_Exercise_. Return only the number of lines in the entries below that hold the word "GBPUSD".

_Input material_.
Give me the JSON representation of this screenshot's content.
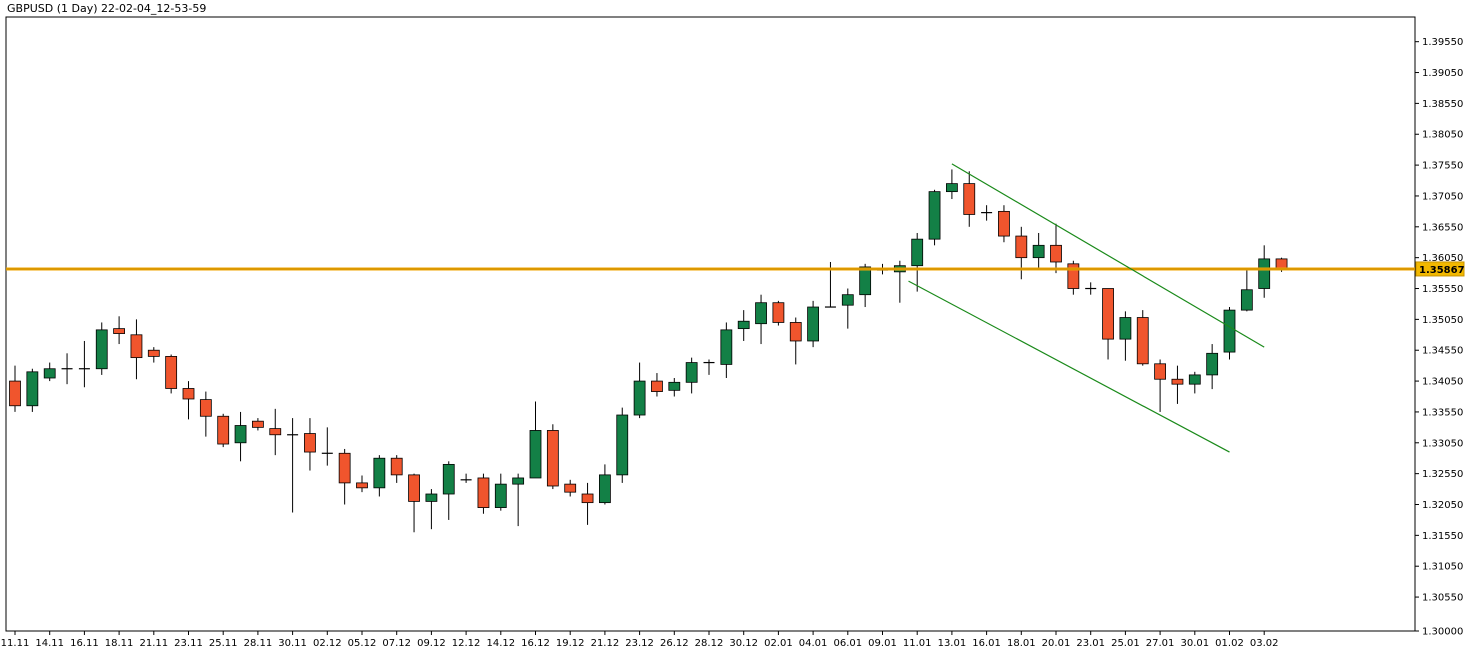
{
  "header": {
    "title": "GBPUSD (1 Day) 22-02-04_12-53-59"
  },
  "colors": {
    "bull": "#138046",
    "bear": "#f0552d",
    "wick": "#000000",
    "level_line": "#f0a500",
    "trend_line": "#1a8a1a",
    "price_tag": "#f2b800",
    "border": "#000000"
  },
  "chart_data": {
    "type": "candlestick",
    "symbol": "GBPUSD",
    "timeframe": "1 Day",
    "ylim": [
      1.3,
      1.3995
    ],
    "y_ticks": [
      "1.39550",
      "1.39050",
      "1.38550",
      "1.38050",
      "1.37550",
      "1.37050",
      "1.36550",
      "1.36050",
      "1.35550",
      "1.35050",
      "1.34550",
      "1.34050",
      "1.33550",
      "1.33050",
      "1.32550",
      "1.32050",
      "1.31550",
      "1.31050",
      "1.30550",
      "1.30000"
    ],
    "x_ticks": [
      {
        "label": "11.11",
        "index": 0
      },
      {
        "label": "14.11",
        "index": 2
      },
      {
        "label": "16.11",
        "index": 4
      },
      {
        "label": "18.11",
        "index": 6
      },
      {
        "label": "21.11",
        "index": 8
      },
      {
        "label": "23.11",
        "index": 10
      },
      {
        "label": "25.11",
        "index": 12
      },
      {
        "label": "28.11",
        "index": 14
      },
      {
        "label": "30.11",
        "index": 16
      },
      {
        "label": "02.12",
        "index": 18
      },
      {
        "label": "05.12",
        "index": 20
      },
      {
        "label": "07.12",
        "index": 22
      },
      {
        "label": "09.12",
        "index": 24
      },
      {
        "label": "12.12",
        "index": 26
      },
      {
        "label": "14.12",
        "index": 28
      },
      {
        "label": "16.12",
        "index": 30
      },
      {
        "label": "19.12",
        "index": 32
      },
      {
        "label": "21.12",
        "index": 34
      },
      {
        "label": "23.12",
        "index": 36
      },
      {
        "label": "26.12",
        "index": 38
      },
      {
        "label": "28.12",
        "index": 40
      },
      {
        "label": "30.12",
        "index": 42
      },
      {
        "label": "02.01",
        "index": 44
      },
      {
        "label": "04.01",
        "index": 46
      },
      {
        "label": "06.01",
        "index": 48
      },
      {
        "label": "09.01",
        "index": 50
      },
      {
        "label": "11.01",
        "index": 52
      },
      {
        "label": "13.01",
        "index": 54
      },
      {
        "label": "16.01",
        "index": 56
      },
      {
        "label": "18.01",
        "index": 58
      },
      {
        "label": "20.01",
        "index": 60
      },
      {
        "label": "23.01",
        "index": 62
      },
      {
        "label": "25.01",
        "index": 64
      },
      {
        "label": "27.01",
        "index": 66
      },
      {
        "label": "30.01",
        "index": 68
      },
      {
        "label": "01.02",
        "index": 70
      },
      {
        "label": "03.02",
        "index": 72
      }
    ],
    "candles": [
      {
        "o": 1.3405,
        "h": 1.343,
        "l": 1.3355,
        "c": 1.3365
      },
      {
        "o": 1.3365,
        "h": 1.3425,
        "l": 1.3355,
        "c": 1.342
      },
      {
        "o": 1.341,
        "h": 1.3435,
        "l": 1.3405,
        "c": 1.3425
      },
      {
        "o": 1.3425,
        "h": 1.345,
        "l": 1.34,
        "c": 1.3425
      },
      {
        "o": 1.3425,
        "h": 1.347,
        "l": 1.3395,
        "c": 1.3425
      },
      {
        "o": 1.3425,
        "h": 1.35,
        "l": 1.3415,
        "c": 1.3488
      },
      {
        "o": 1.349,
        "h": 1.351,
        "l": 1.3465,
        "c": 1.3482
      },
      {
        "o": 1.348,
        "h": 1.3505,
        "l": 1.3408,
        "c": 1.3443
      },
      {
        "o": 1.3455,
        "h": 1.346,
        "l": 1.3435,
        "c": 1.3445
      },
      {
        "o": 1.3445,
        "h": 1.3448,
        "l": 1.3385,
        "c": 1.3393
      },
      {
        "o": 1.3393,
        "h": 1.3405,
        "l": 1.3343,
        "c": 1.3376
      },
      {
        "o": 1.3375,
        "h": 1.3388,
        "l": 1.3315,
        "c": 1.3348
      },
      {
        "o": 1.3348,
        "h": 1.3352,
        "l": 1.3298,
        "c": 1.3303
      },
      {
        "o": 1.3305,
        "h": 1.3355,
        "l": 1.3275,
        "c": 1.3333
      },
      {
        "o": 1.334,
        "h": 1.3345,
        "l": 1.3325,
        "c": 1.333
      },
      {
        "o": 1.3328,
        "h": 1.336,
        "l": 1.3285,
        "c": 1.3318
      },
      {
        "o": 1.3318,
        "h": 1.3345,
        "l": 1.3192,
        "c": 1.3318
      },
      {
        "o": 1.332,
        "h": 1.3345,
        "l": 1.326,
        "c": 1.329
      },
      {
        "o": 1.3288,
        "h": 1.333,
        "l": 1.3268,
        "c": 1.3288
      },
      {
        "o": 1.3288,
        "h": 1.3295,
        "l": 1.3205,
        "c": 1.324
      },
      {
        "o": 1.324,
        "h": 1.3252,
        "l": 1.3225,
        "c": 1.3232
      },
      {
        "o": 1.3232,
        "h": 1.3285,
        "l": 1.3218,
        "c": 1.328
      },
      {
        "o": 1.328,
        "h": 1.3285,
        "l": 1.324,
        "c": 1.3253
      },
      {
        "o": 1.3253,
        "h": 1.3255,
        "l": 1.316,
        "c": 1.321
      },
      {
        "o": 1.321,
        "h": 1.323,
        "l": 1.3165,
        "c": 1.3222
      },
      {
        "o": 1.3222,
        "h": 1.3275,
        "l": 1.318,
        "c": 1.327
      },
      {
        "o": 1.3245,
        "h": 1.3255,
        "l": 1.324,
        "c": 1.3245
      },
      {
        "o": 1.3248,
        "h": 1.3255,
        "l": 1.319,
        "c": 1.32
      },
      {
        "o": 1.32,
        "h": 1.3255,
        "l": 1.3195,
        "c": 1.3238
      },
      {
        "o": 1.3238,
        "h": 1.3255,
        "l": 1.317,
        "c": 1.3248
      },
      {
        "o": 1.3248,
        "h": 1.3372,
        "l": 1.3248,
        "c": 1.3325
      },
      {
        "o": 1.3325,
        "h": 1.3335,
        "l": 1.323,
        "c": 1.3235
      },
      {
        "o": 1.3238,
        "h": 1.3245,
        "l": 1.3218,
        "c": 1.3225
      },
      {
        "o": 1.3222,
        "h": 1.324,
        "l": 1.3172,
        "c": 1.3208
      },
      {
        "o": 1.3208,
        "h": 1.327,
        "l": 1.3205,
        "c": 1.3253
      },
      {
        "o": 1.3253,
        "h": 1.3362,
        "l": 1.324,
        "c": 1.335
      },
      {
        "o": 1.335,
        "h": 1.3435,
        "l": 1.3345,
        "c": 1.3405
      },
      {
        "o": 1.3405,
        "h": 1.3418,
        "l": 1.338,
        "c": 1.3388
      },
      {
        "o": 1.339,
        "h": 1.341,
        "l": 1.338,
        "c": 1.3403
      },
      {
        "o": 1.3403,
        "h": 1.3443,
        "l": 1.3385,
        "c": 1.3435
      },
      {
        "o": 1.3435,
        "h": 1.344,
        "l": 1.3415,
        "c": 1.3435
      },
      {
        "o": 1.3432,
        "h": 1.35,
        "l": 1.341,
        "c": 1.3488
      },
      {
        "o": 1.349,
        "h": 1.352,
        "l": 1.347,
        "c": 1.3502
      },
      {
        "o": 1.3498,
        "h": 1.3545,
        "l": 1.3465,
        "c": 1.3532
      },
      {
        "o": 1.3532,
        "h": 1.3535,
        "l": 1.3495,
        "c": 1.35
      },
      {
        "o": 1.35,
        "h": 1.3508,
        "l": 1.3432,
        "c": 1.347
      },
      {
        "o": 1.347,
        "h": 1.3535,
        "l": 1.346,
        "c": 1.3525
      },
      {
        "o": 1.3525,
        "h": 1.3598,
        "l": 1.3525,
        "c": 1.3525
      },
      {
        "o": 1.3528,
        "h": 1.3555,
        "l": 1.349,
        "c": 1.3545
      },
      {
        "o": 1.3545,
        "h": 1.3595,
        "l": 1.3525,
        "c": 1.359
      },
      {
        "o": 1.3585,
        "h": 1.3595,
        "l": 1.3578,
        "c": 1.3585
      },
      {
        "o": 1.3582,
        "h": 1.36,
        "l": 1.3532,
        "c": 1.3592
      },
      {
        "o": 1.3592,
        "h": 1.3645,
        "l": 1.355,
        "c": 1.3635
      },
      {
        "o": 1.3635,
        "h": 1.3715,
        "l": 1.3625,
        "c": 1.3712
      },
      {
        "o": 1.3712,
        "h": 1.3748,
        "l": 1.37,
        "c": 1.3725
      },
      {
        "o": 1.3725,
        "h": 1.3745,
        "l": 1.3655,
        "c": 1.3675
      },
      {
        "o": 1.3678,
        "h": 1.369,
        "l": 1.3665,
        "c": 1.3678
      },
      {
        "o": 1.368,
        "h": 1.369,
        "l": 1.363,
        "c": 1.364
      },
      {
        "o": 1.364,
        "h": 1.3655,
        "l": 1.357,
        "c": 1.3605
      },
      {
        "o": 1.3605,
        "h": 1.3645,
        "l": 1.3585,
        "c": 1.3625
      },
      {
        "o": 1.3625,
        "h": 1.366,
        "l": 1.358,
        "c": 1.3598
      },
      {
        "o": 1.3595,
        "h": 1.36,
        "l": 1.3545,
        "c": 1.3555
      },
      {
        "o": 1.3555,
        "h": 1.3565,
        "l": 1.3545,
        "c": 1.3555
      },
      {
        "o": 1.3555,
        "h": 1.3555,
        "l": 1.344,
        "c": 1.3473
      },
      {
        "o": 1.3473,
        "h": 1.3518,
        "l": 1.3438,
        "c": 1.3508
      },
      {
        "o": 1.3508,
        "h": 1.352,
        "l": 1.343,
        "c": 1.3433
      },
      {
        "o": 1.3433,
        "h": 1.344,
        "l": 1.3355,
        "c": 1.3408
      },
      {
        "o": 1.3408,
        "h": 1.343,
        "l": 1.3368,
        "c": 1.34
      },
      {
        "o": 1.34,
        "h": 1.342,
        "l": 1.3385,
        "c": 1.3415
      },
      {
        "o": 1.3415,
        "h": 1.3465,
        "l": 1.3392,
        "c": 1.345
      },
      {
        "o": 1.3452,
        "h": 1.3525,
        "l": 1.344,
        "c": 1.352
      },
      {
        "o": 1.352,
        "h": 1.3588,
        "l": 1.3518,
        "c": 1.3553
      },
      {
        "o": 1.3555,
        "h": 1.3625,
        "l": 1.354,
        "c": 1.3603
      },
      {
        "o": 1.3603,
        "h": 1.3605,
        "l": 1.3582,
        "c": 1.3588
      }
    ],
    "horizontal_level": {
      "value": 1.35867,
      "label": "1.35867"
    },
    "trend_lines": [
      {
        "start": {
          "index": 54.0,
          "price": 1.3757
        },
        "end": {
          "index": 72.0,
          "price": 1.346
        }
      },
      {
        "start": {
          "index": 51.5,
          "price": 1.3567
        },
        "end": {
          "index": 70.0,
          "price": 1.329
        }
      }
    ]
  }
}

_Answer to the problem_. 2